Stored data
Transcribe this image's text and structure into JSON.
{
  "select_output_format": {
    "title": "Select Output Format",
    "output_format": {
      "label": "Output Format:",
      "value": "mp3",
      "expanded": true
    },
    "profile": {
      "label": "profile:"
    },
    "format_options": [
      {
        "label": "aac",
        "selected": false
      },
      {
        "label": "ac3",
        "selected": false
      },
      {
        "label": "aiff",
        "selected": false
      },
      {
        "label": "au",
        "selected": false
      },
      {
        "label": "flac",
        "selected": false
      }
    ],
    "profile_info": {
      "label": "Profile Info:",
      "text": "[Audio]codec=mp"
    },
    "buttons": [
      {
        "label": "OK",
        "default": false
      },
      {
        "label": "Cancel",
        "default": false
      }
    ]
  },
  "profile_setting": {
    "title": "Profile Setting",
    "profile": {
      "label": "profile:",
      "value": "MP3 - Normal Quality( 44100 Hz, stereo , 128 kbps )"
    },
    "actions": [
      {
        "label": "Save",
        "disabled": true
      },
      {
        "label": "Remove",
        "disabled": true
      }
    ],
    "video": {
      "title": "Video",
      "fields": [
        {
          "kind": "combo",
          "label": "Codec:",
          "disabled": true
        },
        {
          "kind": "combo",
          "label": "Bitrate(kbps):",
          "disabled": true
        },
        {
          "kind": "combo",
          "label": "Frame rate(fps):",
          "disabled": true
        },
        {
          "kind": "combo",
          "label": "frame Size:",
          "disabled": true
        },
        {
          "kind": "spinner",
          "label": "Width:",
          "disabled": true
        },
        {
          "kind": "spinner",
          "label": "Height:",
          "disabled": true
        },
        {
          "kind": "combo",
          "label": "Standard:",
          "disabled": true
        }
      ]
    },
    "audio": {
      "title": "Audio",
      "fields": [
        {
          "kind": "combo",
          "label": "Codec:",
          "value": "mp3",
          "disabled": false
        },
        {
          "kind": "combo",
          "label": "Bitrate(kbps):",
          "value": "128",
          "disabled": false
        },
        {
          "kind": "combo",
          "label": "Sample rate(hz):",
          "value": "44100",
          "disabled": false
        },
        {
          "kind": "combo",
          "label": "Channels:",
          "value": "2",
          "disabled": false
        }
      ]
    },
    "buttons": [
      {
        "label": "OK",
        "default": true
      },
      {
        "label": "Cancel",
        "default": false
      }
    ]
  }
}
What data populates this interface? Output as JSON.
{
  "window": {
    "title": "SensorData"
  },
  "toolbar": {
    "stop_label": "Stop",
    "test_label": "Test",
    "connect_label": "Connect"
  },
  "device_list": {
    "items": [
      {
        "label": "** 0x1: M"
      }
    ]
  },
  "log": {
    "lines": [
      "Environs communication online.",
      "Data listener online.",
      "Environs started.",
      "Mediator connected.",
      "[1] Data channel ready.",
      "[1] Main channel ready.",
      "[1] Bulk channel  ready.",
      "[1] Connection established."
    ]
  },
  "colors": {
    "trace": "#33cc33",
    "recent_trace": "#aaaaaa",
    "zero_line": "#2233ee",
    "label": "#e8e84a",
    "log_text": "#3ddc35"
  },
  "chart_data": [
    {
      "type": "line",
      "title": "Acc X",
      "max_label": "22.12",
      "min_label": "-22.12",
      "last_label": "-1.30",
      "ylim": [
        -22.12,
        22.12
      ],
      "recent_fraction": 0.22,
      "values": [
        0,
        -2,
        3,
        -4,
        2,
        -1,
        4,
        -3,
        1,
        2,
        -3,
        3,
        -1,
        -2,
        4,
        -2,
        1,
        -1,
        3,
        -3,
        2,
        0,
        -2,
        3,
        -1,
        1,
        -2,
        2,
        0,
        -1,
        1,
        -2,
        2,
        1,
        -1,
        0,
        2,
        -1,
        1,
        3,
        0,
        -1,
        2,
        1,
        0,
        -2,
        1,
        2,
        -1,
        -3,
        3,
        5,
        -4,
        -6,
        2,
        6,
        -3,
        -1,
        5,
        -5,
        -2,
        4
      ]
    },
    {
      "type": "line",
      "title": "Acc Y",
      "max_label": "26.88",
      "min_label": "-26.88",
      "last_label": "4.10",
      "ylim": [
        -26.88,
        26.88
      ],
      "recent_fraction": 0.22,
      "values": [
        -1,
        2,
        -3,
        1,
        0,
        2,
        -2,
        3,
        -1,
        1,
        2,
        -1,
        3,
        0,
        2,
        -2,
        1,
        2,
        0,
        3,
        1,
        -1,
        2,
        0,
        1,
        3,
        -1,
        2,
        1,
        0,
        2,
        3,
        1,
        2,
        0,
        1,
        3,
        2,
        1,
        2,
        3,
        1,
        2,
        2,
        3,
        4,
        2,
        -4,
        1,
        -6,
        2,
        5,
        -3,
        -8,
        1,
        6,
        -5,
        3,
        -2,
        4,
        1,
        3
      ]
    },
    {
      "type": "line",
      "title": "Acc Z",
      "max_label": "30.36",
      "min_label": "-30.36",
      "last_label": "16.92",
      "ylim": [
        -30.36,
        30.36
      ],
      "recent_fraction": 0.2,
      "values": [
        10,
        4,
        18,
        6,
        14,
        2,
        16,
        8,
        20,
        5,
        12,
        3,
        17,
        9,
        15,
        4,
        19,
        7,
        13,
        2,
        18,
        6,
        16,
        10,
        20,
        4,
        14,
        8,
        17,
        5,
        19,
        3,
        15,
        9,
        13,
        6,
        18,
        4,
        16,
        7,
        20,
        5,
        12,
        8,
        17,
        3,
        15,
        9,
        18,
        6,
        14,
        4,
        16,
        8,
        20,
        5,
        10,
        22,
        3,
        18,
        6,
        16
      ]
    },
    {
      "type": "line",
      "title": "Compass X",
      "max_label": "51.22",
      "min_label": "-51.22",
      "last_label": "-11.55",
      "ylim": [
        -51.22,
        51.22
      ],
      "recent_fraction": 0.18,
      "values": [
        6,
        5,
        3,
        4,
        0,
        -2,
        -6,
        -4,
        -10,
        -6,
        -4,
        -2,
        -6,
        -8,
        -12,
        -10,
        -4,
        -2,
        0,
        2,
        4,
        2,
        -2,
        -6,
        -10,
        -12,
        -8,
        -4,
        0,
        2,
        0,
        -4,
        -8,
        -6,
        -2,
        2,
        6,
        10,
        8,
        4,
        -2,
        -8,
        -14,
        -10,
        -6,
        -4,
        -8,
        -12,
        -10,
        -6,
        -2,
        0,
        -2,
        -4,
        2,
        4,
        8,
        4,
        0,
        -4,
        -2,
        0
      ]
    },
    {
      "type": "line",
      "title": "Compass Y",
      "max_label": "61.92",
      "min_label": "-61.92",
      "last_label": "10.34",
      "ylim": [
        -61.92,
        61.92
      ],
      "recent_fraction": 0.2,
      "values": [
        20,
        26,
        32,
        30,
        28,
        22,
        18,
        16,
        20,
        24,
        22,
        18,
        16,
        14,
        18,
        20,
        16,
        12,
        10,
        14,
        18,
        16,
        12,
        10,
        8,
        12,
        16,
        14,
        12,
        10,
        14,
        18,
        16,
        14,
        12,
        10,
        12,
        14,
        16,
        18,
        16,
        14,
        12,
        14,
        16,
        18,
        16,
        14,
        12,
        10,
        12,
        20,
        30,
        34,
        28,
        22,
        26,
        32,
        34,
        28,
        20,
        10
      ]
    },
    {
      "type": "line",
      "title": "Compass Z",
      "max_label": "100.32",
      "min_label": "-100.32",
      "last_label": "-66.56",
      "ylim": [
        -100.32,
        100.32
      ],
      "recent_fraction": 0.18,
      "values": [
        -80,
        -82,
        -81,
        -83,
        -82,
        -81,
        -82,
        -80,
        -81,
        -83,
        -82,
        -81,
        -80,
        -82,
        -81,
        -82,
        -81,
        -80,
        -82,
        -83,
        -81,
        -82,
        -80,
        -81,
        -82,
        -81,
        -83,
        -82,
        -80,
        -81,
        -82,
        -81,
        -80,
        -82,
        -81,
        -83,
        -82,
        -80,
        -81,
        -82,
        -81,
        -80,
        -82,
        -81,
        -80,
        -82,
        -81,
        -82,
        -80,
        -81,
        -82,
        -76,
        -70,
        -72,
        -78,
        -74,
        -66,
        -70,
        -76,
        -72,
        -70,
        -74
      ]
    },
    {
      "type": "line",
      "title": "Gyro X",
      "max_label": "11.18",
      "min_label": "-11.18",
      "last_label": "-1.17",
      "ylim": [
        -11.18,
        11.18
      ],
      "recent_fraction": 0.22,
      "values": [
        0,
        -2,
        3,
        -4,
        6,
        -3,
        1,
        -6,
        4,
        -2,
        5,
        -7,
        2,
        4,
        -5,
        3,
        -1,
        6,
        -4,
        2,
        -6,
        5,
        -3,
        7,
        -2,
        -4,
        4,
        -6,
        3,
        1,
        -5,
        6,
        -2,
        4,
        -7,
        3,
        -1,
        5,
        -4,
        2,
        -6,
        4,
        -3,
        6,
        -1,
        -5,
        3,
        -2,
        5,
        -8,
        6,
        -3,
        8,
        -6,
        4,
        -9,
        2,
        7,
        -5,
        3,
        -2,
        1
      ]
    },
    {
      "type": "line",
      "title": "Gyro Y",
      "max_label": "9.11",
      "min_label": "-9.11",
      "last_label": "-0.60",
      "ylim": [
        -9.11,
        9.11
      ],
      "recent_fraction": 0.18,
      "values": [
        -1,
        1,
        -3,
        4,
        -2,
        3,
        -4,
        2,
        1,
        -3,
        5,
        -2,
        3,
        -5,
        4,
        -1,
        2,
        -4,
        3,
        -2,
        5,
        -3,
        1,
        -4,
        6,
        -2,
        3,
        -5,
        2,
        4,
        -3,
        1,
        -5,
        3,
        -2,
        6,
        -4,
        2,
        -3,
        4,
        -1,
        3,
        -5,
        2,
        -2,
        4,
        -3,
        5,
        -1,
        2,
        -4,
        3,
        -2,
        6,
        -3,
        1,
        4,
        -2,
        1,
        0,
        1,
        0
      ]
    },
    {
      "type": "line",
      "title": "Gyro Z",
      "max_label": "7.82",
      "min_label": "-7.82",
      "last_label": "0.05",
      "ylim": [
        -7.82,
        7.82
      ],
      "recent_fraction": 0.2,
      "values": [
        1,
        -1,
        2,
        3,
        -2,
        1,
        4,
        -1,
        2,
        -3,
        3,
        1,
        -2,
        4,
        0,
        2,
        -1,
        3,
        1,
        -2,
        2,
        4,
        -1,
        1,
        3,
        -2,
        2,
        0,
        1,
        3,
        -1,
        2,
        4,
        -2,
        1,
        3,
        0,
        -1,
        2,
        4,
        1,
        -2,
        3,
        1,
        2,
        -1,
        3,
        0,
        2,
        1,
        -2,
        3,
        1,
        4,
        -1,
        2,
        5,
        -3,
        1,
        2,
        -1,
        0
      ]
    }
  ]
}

■ What is asked:
Where a line contains the string "ready", extract that line.

■ Exercise answer:
      "[1] Data channel ready.",
      "[1] Main channel ready.",
      "[1] Bulk channel  ready.",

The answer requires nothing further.